• [Entries]:

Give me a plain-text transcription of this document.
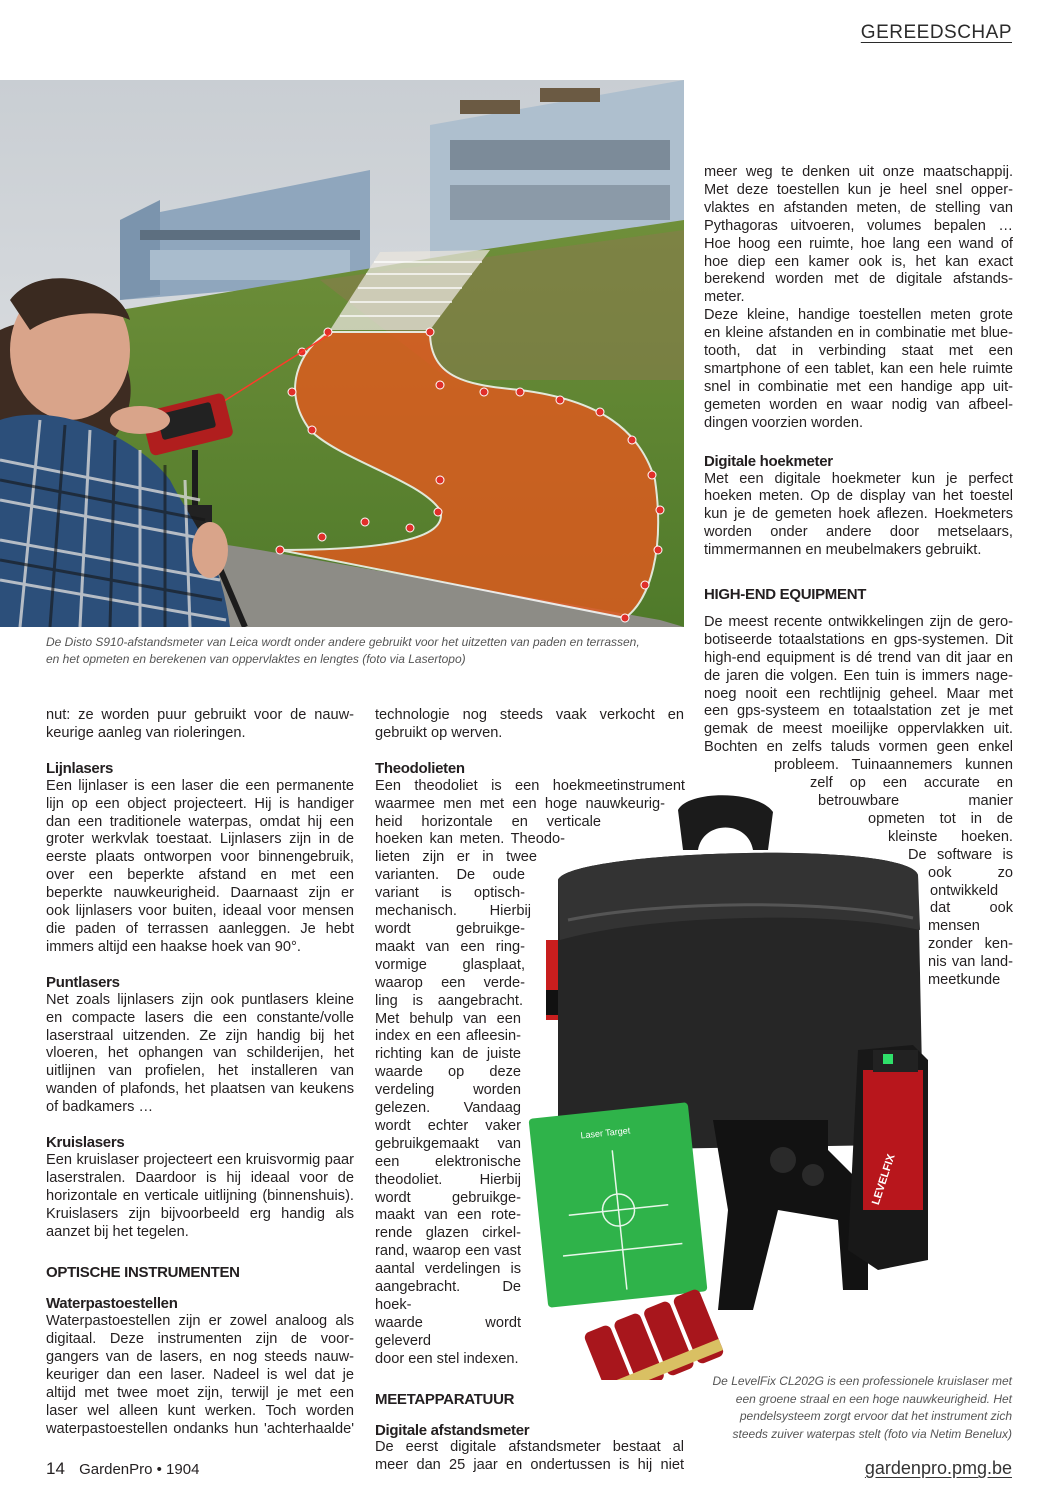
GEREEDSCHAP
De Disto S910-afstandsmeter van Leica wordt onder andere gebruikt voor het uitzetten van paden en terrassen,
en het opmeten en berekenen van oppervlaktes en lengtes (foto via Lasertopo)
meer weg te denken uit onze maatschappij.
Met deze toestellen kun je heel snel opper-
vlaktes en afstanden meten, de stelling van
Pythagoras uitvoeren, volumes bepalen …
Hoe hoog een ruimte, hoe lang een wand of
hoe diep een kamer ook is, het kan exact
berekend worden met de digitale afstands-
meter.
Deze kleine, handige toestellen meten grote
en kleine afstanden en in combinatie met blue-
tooth, dat in verbinding staat met een
smartphone of een tablet, kan een hele ruimte
snel in combinatie met een handige app uit-
gemeten worden en waar nodig van afbeel-
dingen voorzien worden.
Digitale hoekmeter
Met een digitale hoekmeter kun je perfect
hoeken meten. Op de display van het toestel
kun je de gemeten hoek aflezen. Hoekmeters
worden onder andere door metselaars,
timmermannen en meubelmakers gebruikt.
HIGH-END EQUIPMENT
De meest recente ontwikkelingen zijn de gero-
botiseerde totaalstations en gps-systemen. Dit
high-end equipment is dé trend van dit jaar en
de jaren die volgen. Een tuin is immers nage-
noeg nooit een rechtlijnig geheel. Maar met
een gps-systeem en totaalstation zet je met
gemak de meest moeilijke oppervlakken uit.
Bochten en zelfs taluds vormen geen enkel
probleem. Tuinaannemers kunnen
zelf op een accurate en
betrouwbare manier
opmeten tot in de
kleinste hoeken.
De software is
ook zo
ontwikkeld
dat ook
mensen
zonder ken-
nis van land-
meetkunde
nut: ze worden puur gebruikt voor de nauw-
keurige aanleg van rioleringen.
Lijnlasers
Een lijnlaser is een laser die een permanente
lijn op een object projecteert. Hij is handiger
dan een traditionele waterpas, omdat hij een
groter werkvlak toestaat. Lijnlasers zijn in de
eerste plaats ontworpen voor binnengebruik,
over een beperkte afstand en met een
beperkte nauwkeurigheid. Daarnaast zijn er
ook lijnlasers voor buiten, ideaal voor mensen
die paden of terrassen aanleggen. Je hebt
immers altijd een haakse hoek van 90°.
Puntlasers
Net zoals lijnlasers zijn ook puntlasers kleine
en compacte lasers die een constante/volle
laserstraal uitzenden. Ze zijn handig bij het
vloeren, het ophangen van schilderijen, het
uitlijnen van profielen, het installeren van
wanden of plafonds, het plaatsen van keukens
of badkamers …
Kruislasers
Een kruislaser projecteert een kruisvormig paar
laserstralen. Daardoor is hij ideaal voor de
horizontale en verticale uitlijning (binnenshuis).
Kruislasers zijn bijvoorbeeld erg handig als
aanzet bij het tegelen.
OPTISCHE INSTRUMENTEN
Waterpastoestellen
Waterpastoestellen zijn er zowel analoog als
digitaal. Deze instrumenten zijn de voor-
gangers van de lasers, en nog steeds nauw-
keuriger dan een laser. Nadeel is wel dat je
altijd met twee moet zijn, terwijl je met een
laser wel alleen kunt werken. Toch worden
waterpastoestellen ondanks hun 'achterhaalde'
technologie nog steeds vaak verkocht en
gebruikt op werven.
Theodolieten
Een theodoliet is een hoekmeetinstrument
waarmee men met een hoge nauwkeurig-
heid horizontale en verticale
hoeken kan meten. Theodo-
lieten zijn er in twee
varianten. De oude
variant is optisch-
mechanisch. Hierbij
wordt gebruikge-
maakt van een ring-
vormige glasplaat,
waarop een verde-
ling is aangebracht.
Met behulp van een
index en een afleesin-
richting kan de juiste
waarde op deze
verdeling worden
gelezen. Vandaag
wordt echter vaker
gebruikgemaakt van
een elektronische
theodoliet. Hierbij
wordt gebruikge-
maakt van een rote-
rende glazen cirkel-
rand, waarop een vast
aantal verdelingen is
aangebracht. De hoek-
waarde wordt geleverd
door een stel indexen.
MEETAPPARATUUR
Digitale afstandsmeter
De eerst digitale afstandsmeter bestaat al
meer dan 25 jaar en ondertussen is hij niet
Laser Target
LEVELFIX
De LevelFix CL202G is een professionele kruislaser met
een groene straal en een hoge nauwkeurigheid. Het
pendelsysteem zorgt ervoor dat het instrument zich
steeds zuiver waterpas stelt (foto via Netim Benelux)
14 GardenPro • 1904	gardenpro.pmg.be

• [The task]:
Provide the count, and nothing else, of lines in the data above where the word "afstandsmeter" occurs.

• [The solution]:
3